• **PASSAGE SHOWN**:
━━━━━━━━━━

It anticipates annual revenues of $4.1-$4.3 billion and an annual operating margin rate of 8% or more by the end of fiscal 2025. For the long term, management expects annual revenues of $5 billion and an annual operating margin rate of 10% or more.

The company also predicts the Abercrombie & Fitch and abercrombie kids brands to deliver 6-8% sales CAGR over the next three years, with Hollister and Gilly Hicks brands likely to generate flat to 2% and 15% sales CAGR. Notably, Abercrombie & Fitch adults is forecast to be the major growth driver.

Coming to its second objective, ANF intends to accelerate its digital revolution via Knowing Their Customer Better and Wowing Them Everywhere initiatives. Also, increased investment in customer analytics in order to meet and outpace customer demand bodes well. Lastly, it plans to generate at least $600 million of free cash flow in the next three years to deliver good shareholder returns, and drive omni-channel growth across digital and stores.

What Else Should You Know?

Abercrombie has been gaining from continued strength in the Abercrombie & Fitch brand, which delivered better-than-expected sales. Meanwhile, Hollister’s sales were in line with expectations. This led to year-over-year sales growth of 4% for first-quarter fiscal 2022, marking the highest first-quarter sales since 2014. Also, average unit retail (AUR) improved for the eighth consecutive quarter in the fiscal first quarter, driven by the favorable response to its products and experience. AUR gains can also be attributed to reduced promotional activity and higher tickets.

━━━━━━━━━━

• **DATASET EXTRACT**:

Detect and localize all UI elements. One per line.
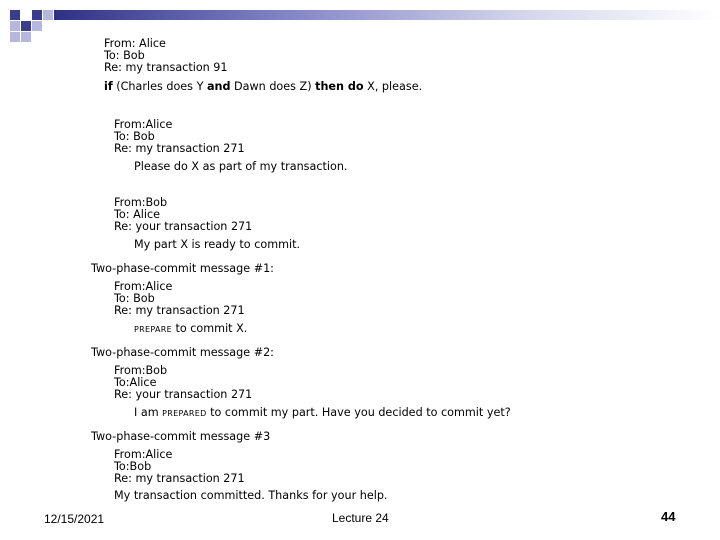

━━━━━━━━━━

• **WHAT YOU HAVE TO DO**:
Continue the passage on Abercrombie & Fitch's financial targets and first-quarter sales with a few more sentences, picking up right after its last sentence.

• **RESULT OF THIS TASK**:
The company remains on track with rationalizing its store base by reducing its dependence on underperforming tourist-driven locations. As part of its store-optimization plans, Abercrombie plans to reposition larger-format flagship locations to smaller omni-channel-enabled stores. In the fiscal first quarter, the company opened four stores, including three Hollister and one Abercrombie. It also closed five stores, all of which were Abercrombie stores.

In fiscal 2022, the company’s store plans will be focused primarily on store openings. It expects to open 60 stores in fiscal 2022 compared with the aforementioned 50 stores. The company expects most of these openings to occur in the back half of the year. It reiterated its target of closing 30 stores this year.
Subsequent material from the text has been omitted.